▶ **Stated exercise**:
Count the lines in the listing below that contain the string "module", treating uppercase and lowercase letters as different. Give only the number.

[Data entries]
------------------------------------------------------------
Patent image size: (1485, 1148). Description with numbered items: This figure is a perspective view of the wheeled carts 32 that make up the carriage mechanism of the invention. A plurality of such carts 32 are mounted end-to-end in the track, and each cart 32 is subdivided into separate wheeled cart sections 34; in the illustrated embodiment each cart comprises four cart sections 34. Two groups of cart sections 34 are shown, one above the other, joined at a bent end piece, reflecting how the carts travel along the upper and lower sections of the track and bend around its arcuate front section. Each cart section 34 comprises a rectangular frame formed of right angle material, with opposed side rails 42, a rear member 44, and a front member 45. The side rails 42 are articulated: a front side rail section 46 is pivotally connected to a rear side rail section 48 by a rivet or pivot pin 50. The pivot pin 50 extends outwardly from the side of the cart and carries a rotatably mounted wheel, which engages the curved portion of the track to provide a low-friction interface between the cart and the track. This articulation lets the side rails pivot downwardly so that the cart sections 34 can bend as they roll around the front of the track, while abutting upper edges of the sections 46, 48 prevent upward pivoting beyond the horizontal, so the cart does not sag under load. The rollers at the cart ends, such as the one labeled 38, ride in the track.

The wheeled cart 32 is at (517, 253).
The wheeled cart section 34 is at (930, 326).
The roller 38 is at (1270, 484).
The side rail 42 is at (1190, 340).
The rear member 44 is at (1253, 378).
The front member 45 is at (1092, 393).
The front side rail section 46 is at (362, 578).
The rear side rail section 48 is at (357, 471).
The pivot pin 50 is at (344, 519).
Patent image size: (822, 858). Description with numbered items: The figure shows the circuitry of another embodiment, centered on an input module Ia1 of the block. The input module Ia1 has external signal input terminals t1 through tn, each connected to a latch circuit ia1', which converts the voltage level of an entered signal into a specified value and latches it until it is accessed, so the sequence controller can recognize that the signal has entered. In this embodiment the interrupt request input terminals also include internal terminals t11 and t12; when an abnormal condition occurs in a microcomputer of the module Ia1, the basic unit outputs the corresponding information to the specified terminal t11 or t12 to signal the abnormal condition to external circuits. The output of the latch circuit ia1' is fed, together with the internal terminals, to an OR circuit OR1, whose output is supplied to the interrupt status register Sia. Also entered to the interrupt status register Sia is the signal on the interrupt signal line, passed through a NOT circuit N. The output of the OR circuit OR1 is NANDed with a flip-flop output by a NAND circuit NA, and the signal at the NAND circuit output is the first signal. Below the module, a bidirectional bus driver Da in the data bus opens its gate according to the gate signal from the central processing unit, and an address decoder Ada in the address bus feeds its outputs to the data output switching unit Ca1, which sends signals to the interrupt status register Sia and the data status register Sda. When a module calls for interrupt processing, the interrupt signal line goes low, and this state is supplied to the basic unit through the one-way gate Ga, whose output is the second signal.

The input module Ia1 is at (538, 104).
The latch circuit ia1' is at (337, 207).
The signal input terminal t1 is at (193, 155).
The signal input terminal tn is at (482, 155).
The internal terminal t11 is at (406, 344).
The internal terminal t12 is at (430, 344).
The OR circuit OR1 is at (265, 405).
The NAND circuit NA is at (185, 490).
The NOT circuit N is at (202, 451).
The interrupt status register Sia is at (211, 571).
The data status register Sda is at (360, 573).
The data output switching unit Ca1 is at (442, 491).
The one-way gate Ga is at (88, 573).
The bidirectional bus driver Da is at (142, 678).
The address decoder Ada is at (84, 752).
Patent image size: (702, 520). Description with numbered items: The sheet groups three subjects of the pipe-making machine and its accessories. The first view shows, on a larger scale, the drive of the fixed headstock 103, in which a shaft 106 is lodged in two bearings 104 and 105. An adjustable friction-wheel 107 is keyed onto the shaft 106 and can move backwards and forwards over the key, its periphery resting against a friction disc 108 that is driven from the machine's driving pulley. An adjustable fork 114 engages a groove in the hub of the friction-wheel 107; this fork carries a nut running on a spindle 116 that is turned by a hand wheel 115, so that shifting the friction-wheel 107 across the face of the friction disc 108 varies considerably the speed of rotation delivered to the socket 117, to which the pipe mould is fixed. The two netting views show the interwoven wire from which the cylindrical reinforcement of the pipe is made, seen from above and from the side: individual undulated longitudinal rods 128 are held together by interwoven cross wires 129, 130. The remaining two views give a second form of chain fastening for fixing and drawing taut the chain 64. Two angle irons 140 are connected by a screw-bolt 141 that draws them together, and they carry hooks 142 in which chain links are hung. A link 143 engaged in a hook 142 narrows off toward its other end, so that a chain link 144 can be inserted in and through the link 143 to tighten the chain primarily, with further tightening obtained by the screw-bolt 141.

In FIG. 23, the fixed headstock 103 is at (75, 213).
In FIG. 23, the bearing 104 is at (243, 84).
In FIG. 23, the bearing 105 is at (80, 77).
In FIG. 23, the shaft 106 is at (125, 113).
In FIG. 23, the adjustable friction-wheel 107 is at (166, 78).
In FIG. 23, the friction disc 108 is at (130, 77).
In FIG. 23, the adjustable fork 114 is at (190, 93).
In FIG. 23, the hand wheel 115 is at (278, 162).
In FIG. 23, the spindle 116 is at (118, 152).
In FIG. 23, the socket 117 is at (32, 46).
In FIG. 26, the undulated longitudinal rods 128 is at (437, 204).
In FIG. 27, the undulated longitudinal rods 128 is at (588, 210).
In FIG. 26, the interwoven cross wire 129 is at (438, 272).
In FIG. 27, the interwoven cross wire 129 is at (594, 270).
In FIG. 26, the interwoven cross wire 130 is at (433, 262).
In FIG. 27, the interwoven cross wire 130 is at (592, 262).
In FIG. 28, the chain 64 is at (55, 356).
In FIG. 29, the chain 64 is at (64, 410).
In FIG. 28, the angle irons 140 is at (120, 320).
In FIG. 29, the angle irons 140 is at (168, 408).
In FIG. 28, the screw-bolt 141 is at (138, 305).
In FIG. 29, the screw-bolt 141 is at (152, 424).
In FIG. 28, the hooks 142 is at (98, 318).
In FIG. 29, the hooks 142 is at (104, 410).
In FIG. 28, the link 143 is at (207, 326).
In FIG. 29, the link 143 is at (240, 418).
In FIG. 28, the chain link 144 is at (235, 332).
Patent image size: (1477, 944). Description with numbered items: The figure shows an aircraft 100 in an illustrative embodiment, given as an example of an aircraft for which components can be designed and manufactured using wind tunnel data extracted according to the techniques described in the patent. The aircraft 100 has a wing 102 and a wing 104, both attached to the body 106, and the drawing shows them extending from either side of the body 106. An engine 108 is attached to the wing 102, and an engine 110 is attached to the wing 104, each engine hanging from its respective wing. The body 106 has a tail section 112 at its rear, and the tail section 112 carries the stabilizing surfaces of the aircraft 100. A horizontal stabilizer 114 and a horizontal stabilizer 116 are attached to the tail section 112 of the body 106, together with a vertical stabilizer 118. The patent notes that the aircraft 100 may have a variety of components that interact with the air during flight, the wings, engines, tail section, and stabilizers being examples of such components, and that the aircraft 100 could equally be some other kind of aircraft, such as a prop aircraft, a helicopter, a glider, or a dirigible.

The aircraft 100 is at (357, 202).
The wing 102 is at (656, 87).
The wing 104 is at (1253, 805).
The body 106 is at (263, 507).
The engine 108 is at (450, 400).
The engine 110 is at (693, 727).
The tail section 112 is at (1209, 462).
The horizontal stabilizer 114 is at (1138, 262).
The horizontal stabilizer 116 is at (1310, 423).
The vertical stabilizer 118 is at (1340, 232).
------------------------------------------------------------
▶ **Answer to this exercise**:
2